All the data below goes into the copy word for word, but the pictures don't.

Data entries:
____
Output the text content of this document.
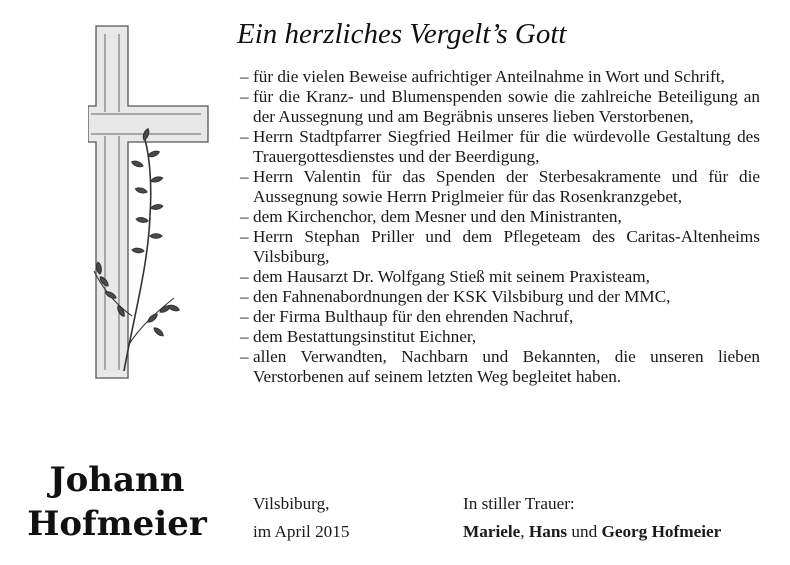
Ein herzliches Vergelt’s Gott
– für die vielen Beweise aufrichtiger Anteilnahme in Wort und Schrift,
– für die Kranz- und Blumenspenden sowie die zahlreiche Beteiligung an der Aussegnung und am Begräbnis unseres lieben Verstorbenen,
– Herrn Stadtpfarrer Siegfried Heilmer für die würdevolle Gestaltung des Trauergottesdienstes und der Beerdigung,
– Herrn Valentin für das Spenden der Sterbesakramente und für die Aussegnung sowie Herrn Priglmeier für das Rosenkranzgebet,
– dem Kirchenchor, dem Mesner und den Ministranten,
– Herrn Stephan Priller und dem Pflegeteam des Caritas-Altenheims Vilsbiburg,
– dem Hausarzt Dr. Wolfgang Stieß mit seinem Praxisteam,
– den Fahnenabordnungen der KSK Vilsbiburg und der MMC,
– der Firma Bulthaup für den ehrenden Nachruf,
– dem Bestattungsinstitut Eichner,
– allen Verwandten, Nachbarn und Bekannten, die unseren lieben Verstorbenen auf seinem letzten Weg begleitet haben.
Johann
Hofmeier
Vilsbiburg,
im April 2015
In stiller Trauer:
Mariele, Hans und Georg Hofmeier
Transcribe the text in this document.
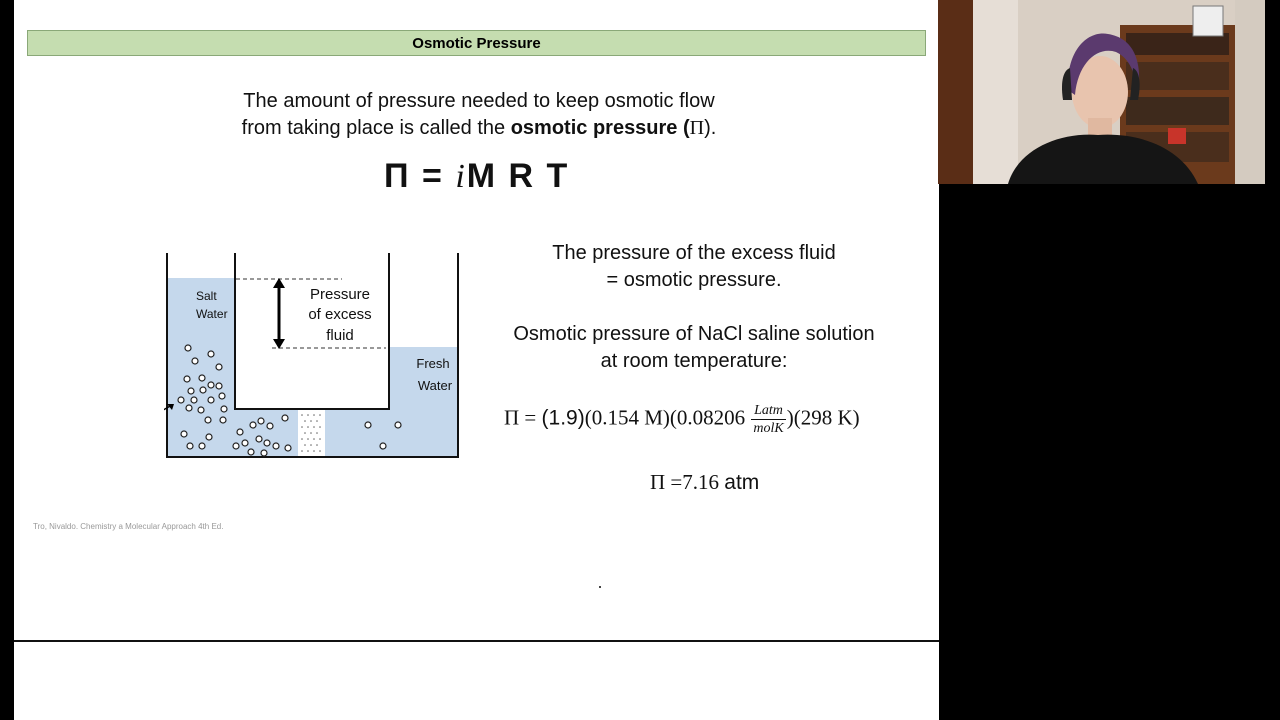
Osmotic Pressure
The amount of pressure needed to keep osmotic flow
from taking place is called the osmotic pressure (Π).
Π = iM R T
Salt
Water
Pressure
of excess
fluid
Fresh
Water
The pressure of the excess fluid
= osmotic pressure.
Osmotic pressure of NaCl saline solution
at room temperature:
Π = (1.9)(0.154 $M)(0.08206 \frac{\text{Latm}}{\text{molK}} )(298$ K)
Π =7.16 atm
Tro, Nivaldo. Chemistry a Molecular Approach 4th Ed.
____
The response —
Output the text content of this document.
Ein herzliches Vergelt’s Gott
– für die vielen Beweise aufrichtiger Anteilnahme in Wort und Schrift,
– für die Kranz- und Blumenspenden sowie die zahlreiche Beteiligung an der Aussegnung und am Begräbnis unseres lieben Verstorbenen,
– Herrn Stadtpfarrer Siegfried Heilmer für die würdevolle Gestaltung des Trauergottesdienstes und der Beerdigung,
– Herrn Valentin für das Spenden der Sterbesakramente und für die Aussegnung sowie Herrn Priglmeier für das Rosenkranzgebet,
– dem Kirchenchor, dem Mesner und den Ministranten,
– Herrn Stephan Priller und dem Pflegeteam des Caritas-Altenheims Vilsbiburg,
– dem Hausarzt Dr. Wolfgang Stieß mit seinem Praxisteam,
– den Fahnenabordnungen der KSK Vilsbiburg und der MMC,
– der Firma Bulthaup für den ehrenden Nachruf,
– dem Bestattungsinstitut Eichner,
– allen Verwandten, Nachbarn und Bekannten, die unseren lieben Verstorbenen auf seinem letzten Weg begleitet haben.
Johann
Hofmeier
Vilsbiburg,
im April 2015
In stiller Trauer:
Mariele, Hans und Georg Hofmeier
Transcribe the text in this document.
Osmotic Pressure
The amount of pressure needed to keep osmotic flow
from taking place is called the osmotic pressure (Π).
Π = iM R T
Salt
Water
Pressure
of excess
fluid
Fresh
Water
The pressure of the excess fluid
= osmotic pressure.
Osmotic pressure of NaCl saline solution
at room temperature:
Π = (1.9)(0.154 $M)(0.08206 \frac{\text{Latm}}{\text{molK}} )(298$ K)
Π =7.16 atm
Tro, Nivaldo. Chemistry a Molecular Approach 4th Ed.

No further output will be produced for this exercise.